▶ _Challenge_: Reproduce each of the records below verbatim, line for line.

▶ _Data excerpts_:
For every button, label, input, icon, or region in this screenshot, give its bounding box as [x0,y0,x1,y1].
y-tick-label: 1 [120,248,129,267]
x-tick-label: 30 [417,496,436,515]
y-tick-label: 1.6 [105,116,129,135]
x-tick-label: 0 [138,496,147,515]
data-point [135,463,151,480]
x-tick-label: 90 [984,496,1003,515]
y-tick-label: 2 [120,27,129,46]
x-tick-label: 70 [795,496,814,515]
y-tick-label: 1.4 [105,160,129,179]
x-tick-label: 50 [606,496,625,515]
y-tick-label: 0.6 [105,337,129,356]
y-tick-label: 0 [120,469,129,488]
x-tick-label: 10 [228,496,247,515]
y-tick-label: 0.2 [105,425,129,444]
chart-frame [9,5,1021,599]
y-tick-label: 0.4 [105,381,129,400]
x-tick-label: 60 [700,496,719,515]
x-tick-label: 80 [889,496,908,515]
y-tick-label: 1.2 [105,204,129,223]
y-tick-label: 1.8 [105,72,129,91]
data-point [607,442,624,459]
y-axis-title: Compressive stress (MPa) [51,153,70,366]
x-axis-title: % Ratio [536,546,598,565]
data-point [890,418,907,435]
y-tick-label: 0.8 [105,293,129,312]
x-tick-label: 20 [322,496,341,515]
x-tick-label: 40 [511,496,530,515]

▶ _Task solution_:
For every button, label, input, icon, or region in this screenshot, give its bounding box as [x0,y0,x1,y1].
y-tick-label: 1 [120,248,129,267]
x-tick-label: 30 [417,496,436,515]
y-tick-label: 1.6 [105,116,129,135]
x-tick-label: 0 [138,496,147,515]
data-point [135,463,151,480]
x-tick-label: 90 [984,496,1003,515]
y-tick-label: 2 [120,27,129,46]
x-tick-label: 70 [795,496,814,515]
y-tick-label: 1.4 [105,160,129,179]
x-tick-label: 50 [606,496,625,515]
y-tick-label: 0.6 [105,337,129,356]
y-tick-label: 0 [120,469,129,488]
x-tick-label: 10 [228,496,247,515]
y-tick-label: 0.2 [105,425,129,444]
chart-frame [9,5,1021,599]
y-tick-label: 0.4 [105,381,129,400]
x-tick-label: 60 [700,496,719,515]
x-tick-label: 80 [889,496,908,515]
y-tick-label: 1.2 [105,204,129,223]
y-tick-label: 1.8 [105,72,129,91]
data-point [607,442,624,459]
y-axis-title: Compressive stress (MPa) [51,153,70,366]
x-axis-title: % Ratio [536,546,598,565]
data-point [890,418,907,435]
y-tick-label: 0.8 [105,293,129,312]
x-tick-label: 20 [322,496,341,515]
x-tick-label: 40 [511,496,530,515]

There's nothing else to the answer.